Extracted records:
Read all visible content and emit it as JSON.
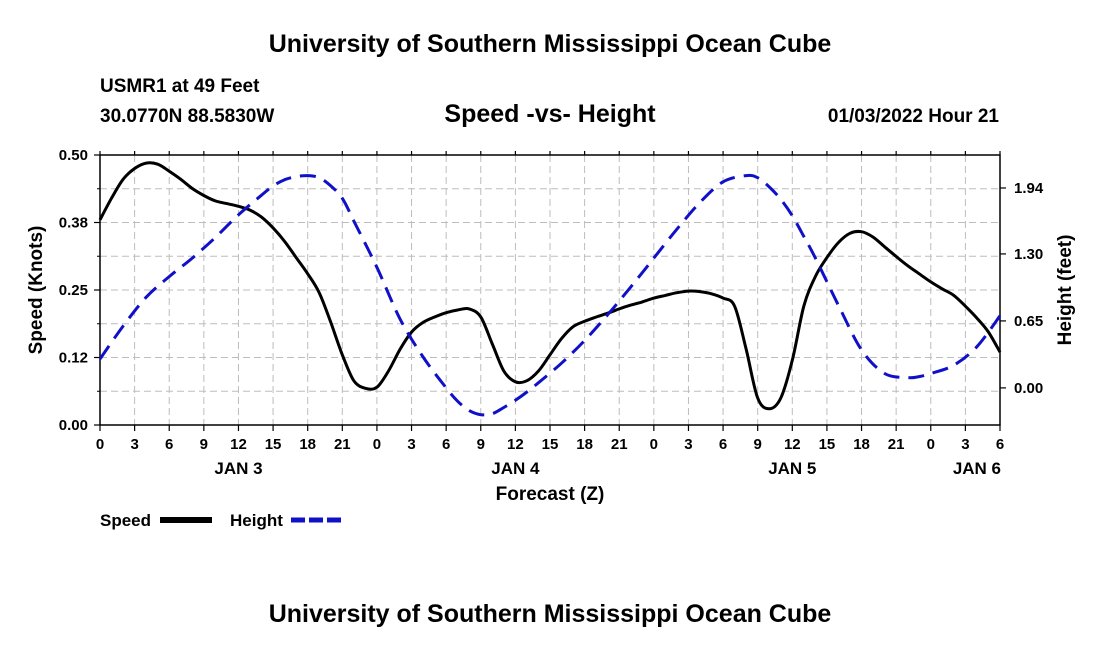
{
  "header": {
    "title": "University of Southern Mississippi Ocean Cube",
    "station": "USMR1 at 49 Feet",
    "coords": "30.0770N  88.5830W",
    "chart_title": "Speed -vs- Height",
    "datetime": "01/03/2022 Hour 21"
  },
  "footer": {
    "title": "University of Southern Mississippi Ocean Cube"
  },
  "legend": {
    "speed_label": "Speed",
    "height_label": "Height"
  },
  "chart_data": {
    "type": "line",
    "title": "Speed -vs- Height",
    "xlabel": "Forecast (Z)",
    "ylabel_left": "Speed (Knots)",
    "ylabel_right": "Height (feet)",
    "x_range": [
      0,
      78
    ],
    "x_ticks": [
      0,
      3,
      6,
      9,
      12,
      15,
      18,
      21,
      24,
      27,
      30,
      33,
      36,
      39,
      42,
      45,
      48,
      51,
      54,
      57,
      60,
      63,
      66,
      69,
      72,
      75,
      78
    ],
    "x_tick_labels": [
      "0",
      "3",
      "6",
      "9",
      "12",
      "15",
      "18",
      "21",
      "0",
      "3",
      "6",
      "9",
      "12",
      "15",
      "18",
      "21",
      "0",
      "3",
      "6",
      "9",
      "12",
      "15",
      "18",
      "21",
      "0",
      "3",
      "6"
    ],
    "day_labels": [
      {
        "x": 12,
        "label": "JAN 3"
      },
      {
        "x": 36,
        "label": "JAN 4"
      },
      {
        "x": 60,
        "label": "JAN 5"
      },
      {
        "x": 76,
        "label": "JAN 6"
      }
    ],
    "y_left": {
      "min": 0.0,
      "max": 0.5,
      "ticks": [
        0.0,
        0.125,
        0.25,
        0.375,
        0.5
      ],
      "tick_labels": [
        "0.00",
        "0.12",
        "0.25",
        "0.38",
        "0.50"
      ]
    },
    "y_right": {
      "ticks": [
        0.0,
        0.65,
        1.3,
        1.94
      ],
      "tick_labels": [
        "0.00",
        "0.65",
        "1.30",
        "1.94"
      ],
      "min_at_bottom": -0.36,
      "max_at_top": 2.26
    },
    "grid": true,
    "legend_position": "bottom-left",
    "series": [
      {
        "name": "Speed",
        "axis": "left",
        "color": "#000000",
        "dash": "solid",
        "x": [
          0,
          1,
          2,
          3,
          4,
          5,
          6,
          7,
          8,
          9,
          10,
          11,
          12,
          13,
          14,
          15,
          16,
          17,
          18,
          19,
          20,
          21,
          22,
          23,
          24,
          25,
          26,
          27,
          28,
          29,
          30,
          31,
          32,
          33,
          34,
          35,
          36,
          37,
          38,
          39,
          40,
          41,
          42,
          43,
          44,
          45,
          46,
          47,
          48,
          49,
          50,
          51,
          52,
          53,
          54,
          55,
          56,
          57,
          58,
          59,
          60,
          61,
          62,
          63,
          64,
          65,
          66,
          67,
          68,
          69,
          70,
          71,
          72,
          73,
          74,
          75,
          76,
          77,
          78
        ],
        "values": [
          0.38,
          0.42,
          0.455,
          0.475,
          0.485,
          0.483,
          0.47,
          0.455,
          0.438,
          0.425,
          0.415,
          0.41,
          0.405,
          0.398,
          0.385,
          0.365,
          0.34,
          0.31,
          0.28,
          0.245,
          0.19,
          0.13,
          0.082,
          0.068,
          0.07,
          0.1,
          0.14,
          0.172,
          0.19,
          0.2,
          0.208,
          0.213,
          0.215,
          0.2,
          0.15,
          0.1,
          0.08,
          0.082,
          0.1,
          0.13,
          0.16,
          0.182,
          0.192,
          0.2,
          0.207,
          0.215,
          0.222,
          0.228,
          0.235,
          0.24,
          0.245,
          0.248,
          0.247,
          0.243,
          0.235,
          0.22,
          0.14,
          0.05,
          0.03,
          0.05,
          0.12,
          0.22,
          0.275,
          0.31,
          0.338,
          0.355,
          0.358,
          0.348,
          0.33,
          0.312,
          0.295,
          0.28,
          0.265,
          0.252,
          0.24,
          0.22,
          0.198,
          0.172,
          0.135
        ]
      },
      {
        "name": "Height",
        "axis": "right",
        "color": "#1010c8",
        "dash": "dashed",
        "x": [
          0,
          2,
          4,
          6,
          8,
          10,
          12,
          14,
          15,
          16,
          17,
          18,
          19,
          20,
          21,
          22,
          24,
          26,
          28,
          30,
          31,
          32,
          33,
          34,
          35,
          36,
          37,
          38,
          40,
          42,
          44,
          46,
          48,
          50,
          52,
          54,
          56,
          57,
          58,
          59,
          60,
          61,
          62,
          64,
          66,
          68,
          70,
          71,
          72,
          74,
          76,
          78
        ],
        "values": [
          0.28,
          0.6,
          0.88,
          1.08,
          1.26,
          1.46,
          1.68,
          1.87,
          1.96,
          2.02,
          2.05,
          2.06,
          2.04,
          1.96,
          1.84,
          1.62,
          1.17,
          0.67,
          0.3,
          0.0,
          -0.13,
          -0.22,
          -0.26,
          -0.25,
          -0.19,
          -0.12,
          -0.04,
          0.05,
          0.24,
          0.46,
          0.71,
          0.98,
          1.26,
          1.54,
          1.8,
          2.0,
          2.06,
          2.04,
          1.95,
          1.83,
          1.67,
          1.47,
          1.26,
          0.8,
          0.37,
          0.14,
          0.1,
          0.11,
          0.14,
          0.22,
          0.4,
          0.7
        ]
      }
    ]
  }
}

--

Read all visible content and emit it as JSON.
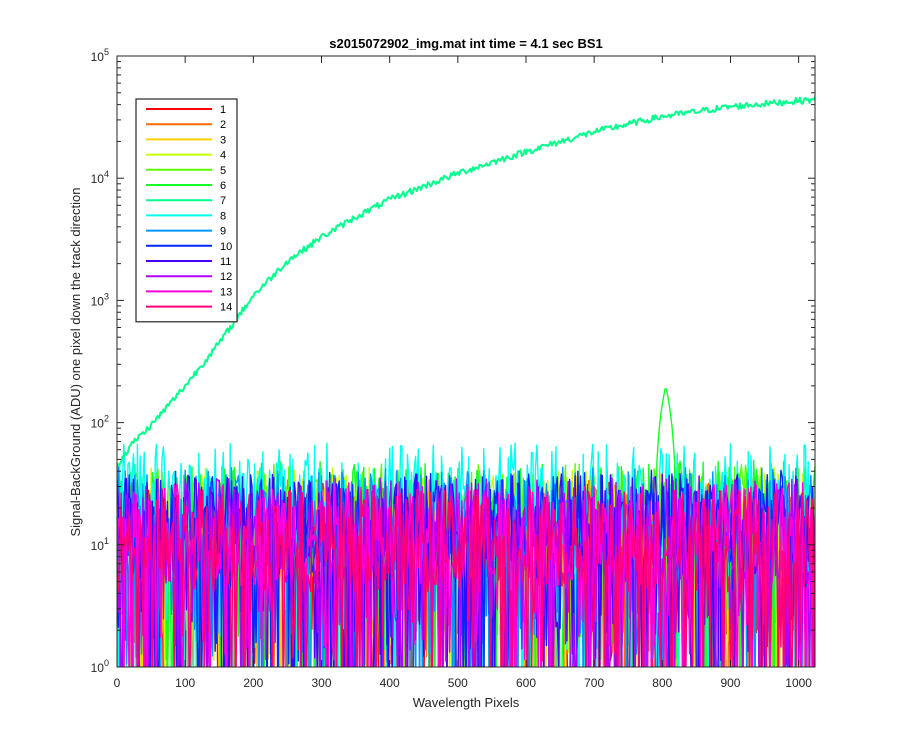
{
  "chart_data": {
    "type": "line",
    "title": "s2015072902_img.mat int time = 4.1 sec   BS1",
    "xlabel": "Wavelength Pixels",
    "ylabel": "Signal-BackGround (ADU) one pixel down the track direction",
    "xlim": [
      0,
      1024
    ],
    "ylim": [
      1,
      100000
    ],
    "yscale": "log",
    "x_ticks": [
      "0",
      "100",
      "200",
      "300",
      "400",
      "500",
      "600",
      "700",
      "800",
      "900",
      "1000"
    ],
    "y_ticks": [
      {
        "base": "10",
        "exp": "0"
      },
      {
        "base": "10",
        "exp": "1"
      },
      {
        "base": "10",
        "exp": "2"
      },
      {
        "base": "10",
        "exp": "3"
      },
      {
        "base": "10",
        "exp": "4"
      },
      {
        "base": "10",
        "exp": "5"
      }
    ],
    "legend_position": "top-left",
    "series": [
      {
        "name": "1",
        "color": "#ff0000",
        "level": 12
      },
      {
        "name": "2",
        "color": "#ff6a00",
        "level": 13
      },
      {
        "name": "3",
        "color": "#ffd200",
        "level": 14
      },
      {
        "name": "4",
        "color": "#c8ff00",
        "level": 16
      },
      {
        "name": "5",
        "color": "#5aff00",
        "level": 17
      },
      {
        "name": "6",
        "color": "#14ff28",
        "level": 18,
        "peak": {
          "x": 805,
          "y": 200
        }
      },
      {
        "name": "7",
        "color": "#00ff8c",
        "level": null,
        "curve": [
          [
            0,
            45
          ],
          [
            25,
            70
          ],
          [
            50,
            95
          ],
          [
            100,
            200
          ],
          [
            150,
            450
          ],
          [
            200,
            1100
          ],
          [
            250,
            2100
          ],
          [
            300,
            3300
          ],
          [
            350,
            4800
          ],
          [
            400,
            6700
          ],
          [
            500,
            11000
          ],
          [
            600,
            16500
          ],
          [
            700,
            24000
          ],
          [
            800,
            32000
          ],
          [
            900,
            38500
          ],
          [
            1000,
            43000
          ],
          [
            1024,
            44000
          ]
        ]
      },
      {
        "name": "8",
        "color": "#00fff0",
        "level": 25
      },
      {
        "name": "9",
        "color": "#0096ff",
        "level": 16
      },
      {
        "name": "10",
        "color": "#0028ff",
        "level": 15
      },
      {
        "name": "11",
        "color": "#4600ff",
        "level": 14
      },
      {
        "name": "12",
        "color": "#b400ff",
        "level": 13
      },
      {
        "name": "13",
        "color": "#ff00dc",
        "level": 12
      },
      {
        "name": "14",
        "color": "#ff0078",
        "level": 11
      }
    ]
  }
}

--

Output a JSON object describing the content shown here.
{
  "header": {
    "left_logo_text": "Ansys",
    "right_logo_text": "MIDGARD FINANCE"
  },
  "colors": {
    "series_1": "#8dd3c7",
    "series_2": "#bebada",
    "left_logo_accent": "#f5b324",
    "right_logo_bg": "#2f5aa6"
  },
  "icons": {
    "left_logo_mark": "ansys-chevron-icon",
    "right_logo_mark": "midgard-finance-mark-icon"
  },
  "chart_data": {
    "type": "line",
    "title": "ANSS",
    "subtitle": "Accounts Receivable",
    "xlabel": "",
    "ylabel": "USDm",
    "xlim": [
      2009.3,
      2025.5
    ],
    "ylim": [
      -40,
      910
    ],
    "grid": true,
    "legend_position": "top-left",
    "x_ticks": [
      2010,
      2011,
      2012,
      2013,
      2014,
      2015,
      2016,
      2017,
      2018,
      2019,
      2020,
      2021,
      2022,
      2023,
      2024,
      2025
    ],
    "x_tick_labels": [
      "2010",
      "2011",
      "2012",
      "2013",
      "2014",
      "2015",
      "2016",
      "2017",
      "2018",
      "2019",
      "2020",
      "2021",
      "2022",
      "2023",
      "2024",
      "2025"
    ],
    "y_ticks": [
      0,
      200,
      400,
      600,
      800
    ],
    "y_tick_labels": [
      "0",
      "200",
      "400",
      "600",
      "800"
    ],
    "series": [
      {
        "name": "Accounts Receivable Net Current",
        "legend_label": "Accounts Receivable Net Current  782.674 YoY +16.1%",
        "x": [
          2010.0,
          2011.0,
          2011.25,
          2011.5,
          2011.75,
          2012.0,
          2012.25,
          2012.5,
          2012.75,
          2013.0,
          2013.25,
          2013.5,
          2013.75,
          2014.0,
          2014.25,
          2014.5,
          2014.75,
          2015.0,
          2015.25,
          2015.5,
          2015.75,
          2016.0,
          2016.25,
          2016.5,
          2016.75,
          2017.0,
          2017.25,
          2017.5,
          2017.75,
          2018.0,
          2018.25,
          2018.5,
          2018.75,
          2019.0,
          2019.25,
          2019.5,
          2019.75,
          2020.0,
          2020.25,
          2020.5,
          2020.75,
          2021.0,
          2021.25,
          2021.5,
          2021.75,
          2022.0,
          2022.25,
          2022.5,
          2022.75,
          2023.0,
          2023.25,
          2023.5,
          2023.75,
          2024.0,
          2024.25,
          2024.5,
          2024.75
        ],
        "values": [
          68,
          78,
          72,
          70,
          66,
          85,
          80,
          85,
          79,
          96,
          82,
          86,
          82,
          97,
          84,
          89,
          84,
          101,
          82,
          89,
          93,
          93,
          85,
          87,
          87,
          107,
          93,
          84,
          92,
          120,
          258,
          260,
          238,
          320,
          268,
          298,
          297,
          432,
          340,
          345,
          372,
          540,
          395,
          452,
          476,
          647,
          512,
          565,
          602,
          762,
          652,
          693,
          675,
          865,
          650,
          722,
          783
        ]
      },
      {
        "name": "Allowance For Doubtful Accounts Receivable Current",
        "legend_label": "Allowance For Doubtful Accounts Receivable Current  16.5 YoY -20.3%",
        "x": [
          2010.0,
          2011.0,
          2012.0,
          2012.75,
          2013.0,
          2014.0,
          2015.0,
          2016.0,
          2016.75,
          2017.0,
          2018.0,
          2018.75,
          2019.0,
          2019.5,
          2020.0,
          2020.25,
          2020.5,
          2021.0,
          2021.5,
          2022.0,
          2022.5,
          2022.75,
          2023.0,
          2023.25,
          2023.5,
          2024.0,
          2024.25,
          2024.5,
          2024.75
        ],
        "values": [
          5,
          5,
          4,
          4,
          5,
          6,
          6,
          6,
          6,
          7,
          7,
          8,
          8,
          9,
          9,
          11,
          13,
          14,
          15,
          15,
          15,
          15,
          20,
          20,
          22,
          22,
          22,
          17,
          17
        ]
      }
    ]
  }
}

WRITTEN REQUEST:
Gather each line from the entries above that includes the word "xlabel".

FULL ANSWER:
    "xlabel": "Forecast (Z)",
    "xlabel": "Wavelength Pixels",
    "xlabel": "",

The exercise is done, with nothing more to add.